BEGIN Dataset entries

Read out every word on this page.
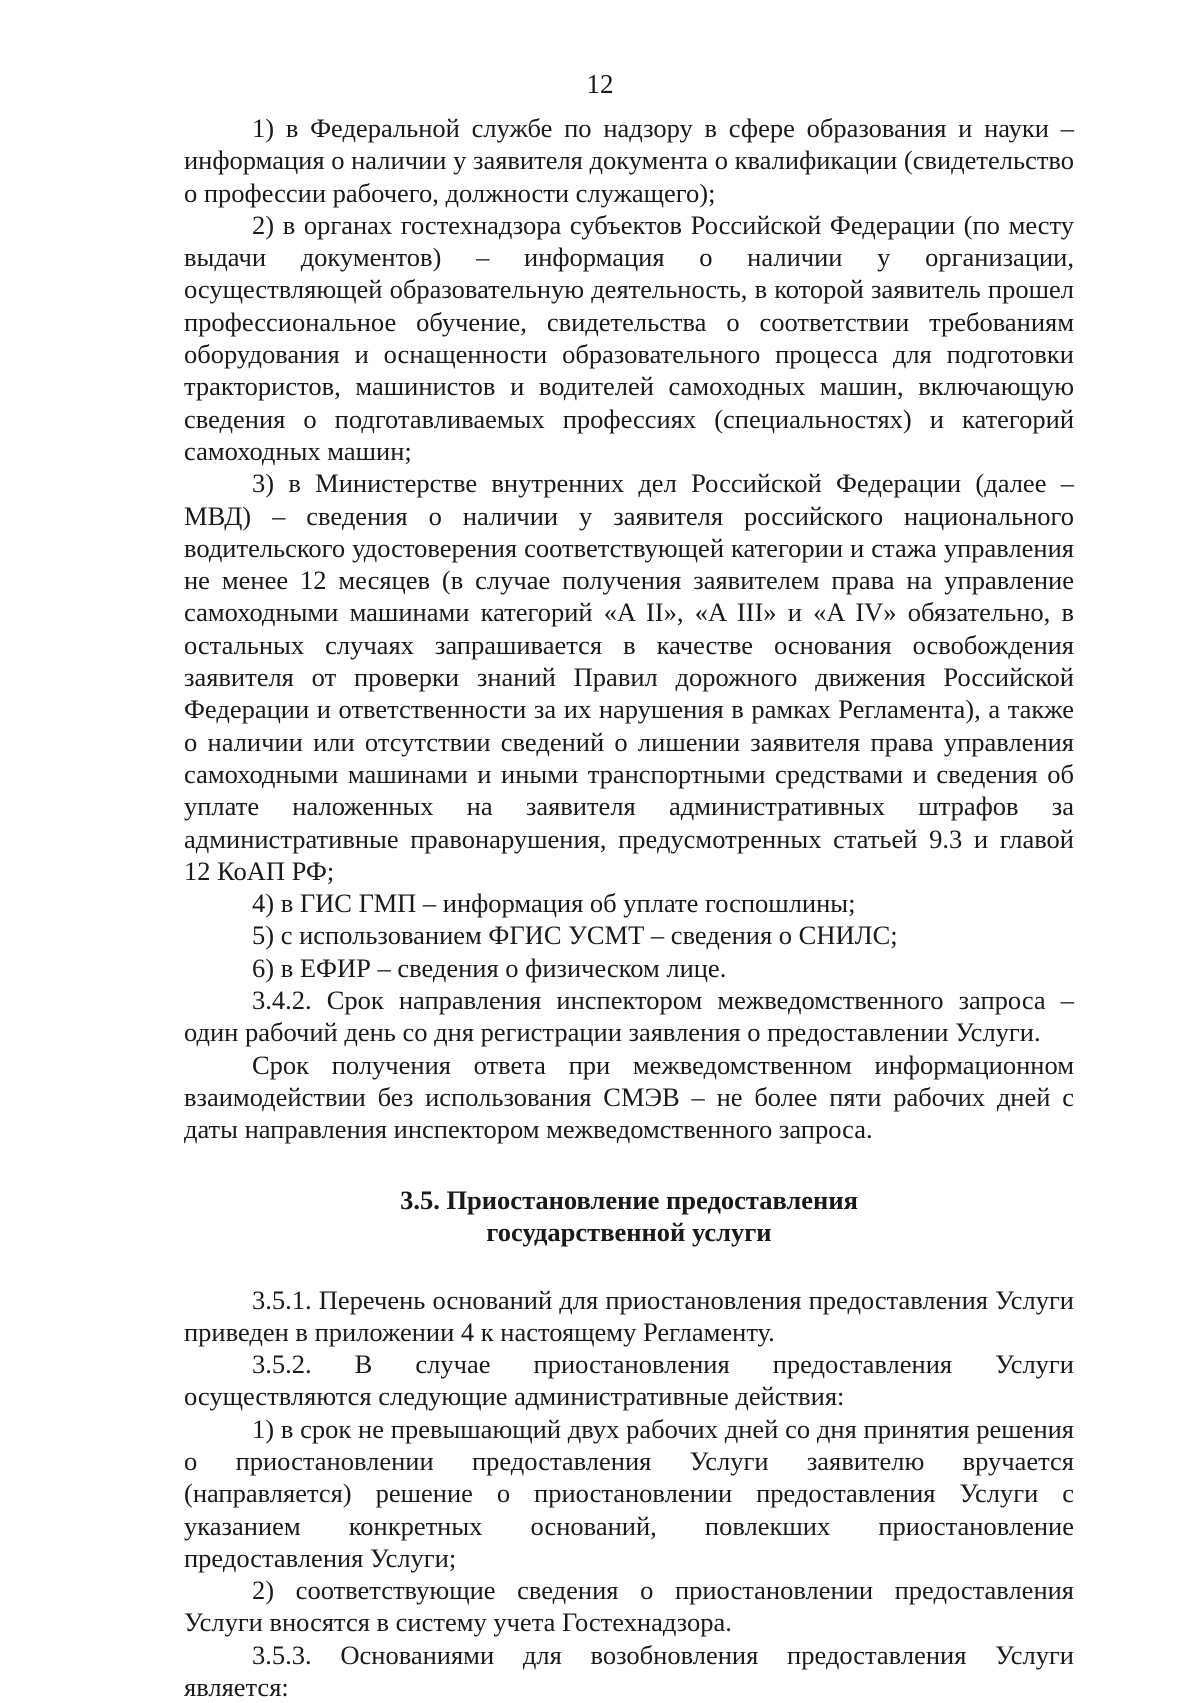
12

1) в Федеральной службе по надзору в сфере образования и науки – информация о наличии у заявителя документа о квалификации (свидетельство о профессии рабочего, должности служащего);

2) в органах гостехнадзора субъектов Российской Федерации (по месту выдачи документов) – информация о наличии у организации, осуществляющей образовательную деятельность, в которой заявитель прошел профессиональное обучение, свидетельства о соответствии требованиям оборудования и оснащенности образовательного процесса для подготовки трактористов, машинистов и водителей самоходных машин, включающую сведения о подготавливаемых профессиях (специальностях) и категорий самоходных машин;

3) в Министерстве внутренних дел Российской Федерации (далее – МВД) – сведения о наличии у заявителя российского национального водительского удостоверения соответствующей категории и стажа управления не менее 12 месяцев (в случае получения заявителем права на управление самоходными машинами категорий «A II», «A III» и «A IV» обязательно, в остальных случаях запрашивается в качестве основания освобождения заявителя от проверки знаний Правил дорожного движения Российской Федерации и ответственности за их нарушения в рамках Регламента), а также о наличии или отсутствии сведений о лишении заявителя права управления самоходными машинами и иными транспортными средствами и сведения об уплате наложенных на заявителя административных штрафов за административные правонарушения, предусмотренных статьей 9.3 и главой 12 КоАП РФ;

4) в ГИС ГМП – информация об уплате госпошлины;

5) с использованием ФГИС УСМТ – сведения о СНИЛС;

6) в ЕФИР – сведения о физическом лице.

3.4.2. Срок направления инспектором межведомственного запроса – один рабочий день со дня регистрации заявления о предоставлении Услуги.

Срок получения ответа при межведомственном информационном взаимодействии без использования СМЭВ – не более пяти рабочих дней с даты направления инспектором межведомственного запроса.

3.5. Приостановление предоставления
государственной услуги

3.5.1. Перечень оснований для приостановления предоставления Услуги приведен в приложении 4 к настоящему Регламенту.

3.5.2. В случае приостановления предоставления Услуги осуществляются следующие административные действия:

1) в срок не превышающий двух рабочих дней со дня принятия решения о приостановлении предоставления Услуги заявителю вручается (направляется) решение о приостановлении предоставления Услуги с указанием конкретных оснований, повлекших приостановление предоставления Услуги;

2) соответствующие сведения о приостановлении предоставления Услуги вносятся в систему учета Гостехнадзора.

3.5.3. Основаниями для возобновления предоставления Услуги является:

END Dataset entries

- **Problem to work on**: In the records above, find the lines containing "случае" and copy them.

- **Correct response**:
3) в Министерстве внутренних дел Российской Федерации (далее – МВД) – сведения о наличии у заявителя российского национального водительского удостоверения соответствующей категории и стажа управления не менее 12 месяцев (в случае получения заявителем права на управление самоходными машинами категорий «A II», «A III» и «A IV» обязательно, в остальных случаях запрашивается в качестве основания освобождения заявителя от проверки знаний Правил дорожного движения Российской Федерации и ответственности за их нарушения в рамках Регламента), а также о наличии или отсутствии сведений о лишении заявителя права управления самоходными машинами и иными транспортными средствами и сведения об уплате наложенных на заявителя административных штрафов за административные правонарушения, предусмотренных статьей 9.3 и главой 12 КоАП РФ;
3.5.2. В случае приостановления предоставления Услуги осуществляются следующие административные действия:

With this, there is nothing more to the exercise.